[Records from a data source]

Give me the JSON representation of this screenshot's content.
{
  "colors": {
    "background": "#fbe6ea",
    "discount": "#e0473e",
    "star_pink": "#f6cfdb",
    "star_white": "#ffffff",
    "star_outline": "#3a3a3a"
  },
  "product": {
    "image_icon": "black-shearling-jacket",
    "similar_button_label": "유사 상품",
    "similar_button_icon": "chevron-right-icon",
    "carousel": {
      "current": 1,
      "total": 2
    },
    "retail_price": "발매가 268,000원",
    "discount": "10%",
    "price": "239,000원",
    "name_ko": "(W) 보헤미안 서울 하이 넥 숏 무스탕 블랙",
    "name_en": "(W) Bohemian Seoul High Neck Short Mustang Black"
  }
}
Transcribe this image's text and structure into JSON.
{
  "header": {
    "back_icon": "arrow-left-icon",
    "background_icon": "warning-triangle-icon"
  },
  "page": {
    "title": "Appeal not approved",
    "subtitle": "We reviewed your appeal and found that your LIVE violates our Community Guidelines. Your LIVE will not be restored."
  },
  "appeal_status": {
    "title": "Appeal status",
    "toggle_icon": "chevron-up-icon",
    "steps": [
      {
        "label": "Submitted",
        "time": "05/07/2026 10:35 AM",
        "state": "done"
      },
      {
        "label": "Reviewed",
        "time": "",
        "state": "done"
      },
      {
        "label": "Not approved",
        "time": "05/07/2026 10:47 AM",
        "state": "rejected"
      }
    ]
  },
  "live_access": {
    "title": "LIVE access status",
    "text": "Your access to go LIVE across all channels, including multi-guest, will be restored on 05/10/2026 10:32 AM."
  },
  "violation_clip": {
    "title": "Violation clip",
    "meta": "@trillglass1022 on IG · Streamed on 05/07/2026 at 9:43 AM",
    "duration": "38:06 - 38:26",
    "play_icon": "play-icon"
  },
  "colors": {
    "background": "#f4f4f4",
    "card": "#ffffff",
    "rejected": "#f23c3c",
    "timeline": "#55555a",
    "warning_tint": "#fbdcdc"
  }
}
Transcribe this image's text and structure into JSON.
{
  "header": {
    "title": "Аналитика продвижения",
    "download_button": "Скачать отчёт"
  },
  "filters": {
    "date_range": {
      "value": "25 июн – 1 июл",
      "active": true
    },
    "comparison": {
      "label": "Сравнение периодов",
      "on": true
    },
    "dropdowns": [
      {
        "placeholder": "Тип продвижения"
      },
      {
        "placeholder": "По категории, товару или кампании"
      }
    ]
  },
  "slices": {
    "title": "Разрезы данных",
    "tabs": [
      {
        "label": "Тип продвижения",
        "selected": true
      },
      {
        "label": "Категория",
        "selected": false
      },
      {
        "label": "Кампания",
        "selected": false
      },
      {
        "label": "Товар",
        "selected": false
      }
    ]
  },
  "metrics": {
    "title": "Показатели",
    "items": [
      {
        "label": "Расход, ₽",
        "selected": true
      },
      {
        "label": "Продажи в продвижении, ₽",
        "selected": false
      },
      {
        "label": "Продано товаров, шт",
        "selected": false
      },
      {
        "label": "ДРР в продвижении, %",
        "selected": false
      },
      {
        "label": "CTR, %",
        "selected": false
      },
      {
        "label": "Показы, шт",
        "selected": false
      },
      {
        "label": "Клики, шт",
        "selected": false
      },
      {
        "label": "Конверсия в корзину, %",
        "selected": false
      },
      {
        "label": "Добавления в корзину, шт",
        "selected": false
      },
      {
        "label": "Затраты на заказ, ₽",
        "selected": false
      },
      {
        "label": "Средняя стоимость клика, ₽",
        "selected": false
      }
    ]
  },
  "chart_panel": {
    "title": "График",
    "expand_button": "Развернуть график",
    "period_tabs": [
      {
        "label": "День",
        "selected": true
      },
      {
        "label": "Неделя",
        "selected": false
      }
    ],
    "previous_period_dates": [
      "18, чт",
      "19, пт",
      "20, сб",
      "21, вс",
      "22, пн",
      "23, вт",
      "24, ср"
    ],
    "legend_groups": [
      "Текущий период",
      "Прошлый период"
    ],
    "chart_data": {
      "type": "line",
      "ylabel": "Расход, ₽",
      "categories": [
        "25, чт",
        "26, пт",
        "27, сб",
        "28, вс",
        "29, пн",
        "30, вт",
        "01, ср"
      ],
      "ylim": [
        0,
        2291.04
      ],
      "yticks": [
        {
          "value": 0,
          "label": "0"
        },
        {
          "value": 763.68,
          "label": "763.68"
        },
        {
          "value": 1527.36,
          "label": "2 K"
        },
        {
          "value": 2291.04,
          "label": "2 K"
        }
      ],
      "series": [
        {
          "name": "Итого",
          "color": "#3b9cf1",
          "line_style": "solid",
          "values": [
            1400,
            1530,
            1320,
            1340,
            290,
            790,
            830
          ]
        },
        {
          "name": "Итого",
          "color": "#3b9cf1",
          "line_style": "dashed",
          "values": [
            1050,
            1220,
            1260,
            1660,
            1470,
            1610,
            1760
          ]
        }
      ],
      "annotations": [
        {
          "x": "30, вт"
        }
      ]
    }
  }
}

▶ Exercise:
Copy all the entries verbatim.

▶ Right answer:
Give me the JSON representation of this screenshot's content.
{
  "colors": {
    "background": "#fbe6ea",
    "discount": "#e0473e",
    "star_pink": "#f6cfdb",
    "star_white": "#ffffff",
    "star_outline": "#3a3a3a"
  },
  "product": {
    "image_icon": "black-shearling-jacket",
    "similar_button_label": "유사 상품",
    "similar_button_icon": "chevron-right-icon",
    "carousel": {
      "current": 1,
      "total": 2
    },
    "retail_price": "발매가 268,000원",
    "discount": "10%",
    "price": "239,000원",
    "name_ko": "(W) 보헤미안 서울 하이 넥 숏 무스탕 블랙",
    "name_en": "(W) Bohemian Seoul High Neck Short Mustang Black"
  }
}
Transcribe this image's text and structure into JSON.
{
  "header": {
    "back_icon": "arrow-left-icon",
    "background_icon": "warning-triangle-icon"
  },
  "page": {
    "title": "Appeal not approved",
    "subtitle": "We reviewed your appeal and found that your LIVE violates our Community Guidelines. Your LIVE will not be restored."
  },
  "appeal_status": {
    "title": "Appeal status",
    "toggle_icon": "chevron-up-icon",
    "steps": [
      {
        "label": "Submitted",
        "time": "05/07/2026 10:35 AM",
        "state": "done"
      },
      {
        "label": "Reviewed",
        "time": "",
        "state": "done"
      },
      {
        "label": "Not approved",
        "time": "05/07/2026 10:47 AM",
        "state": "rejected"
      }
    ]
  },
  "live_access": {
    "title": "LIVE access status",
    "text": "Your access to go LIVE across all channels, including multi-guest, will be restored on 05/10/2026 10:32 AM."
  },
  "violation_clip": {
    "title": "Violation clip",
    "meta": "@trillglass1022 on IG · Streamed on 05/07/2026 at 9:43 AM",
    "duration": "38:06 - 38:26",
    "play_icon": "play-icon"
  },
  "colors": {
    "background": "#f4f4f4",
    "card": "#ffffff",
    "rejected": "#f23c3c",
    "timeline": "#55555a",
    "warning_tint": "#fbdcdc"
  }
}
Transcribe this image's text and structure into JSON.
{
  "header": {
    "title": "Аналитика продвижения",
    "download_button": "Скачать отчёт"
  },
  "filters": {
    "date_range": {
      "value": "25 июн – 1 июл",
      "active": true
    },
    "comparison": {
      "label": "Сравнение периодов",
      "on": true
    },
    "dropdowns": [
      {
        "placeholder": "Тип продвижения"
      },
      {
        "placeholder": "По категории, товару или кампании"
      }
    ]
  },
  "slices": {
    "title": "Разрезы данных",
    "tabs": [
      {
        "label": "Тип продвижения",
        "selected": true
      },
      {
        "label": "Категория",
        "selected": false
      },
      {
        "label": "Кампания",
        "selected": false
      },
      {
        "label": "Товар",
        "selected": false
      }
    ]
  },
  "metrics": {
    "title": "Показатели",
    "items": [
      {
        "label": "Расход, ₽",
        "selected": true
      },
      {
        "label": "Продажи в продвижении, ₽",
        "selected": false
      },
      {
        "label": "Продано товаров, шт",
        "selected": false
      },
      {
        "label": "ДРР в продвижении, %",
        "selected": false
      },
      {
        "label": "CTR, %",
        "selected": false
      },
      {
        "label": "Показы, шт",
        "selected": false
      },
      {
        "label": "Клики, шт",
        "selected": false
      },
      {
        "label": "Конверсия в корзину, %",
        "selected": false
      },
      {
        "label": "Добавления в корзину, шт",
        "selected": false
      },
      {
        "label": "Затраты на заказ, ₽",
        "selected": false
      },
      {
        "label": "Средняя стоимость клика, ₽",
        "selected": false
      }
    ]
  },
  "chart_panel": {
    "title": "График",
    "expand_button": "Развернуть график",
    "period_tabs": [
      {
        "label": "День",
        "selected": true
      },
      {
        "label": "Неделя",
        "selected": false
      }
    ],
    "previous_period_dates": [
      "18, чт",
      "19, пт",
      "20, сб",
      "21, вс",
      "22, пн",
      "23, вт",
      "24, ср"
    ],
    "legend_groups": [
      "Текущий период",
      "Прошлый период"
    ],
    "chart_data": {
      "type": "line",
      "ylabel": "Расход, ₽",
      "categories": [
        "25, чт",
        "26, пт",
        "27, сб",
        "28, вс",
        "29, пн",
        "30, вт",
        "01, ср"
      ],
      "ylim": [
        0,
        2291.04
      ],
      "yticks": [
        {
          "value": 0,
          "label": "0"
        },
        {
          "value": 763.68,
          "label": "763.68"
        },
        {
          "value": 1527.36,
          "label": "2 K"
        },
        {
          "value": 2291.04,
          "label": "2 K"
        }
      ],
      "series": [
        {
          "name": "Итого",
          "color": "#3b9cf1",
          "line_style": "solid",
          "values": [
            1400,
            1530,
            1320,
            1340,
            290,
            790,
            830
          ]
        },
        {
          "name": "Итого",
          "color": "#3b9cf1",
          "line_style": "dashed",
          "values": [
            1050,
            1220,
            1260,
            1660,
            1470,
            1610,
            1760
          ]
        }
      ],
      "annotations": [
        {
          "x": "30, вт"
        }
      ]
    }
  }
}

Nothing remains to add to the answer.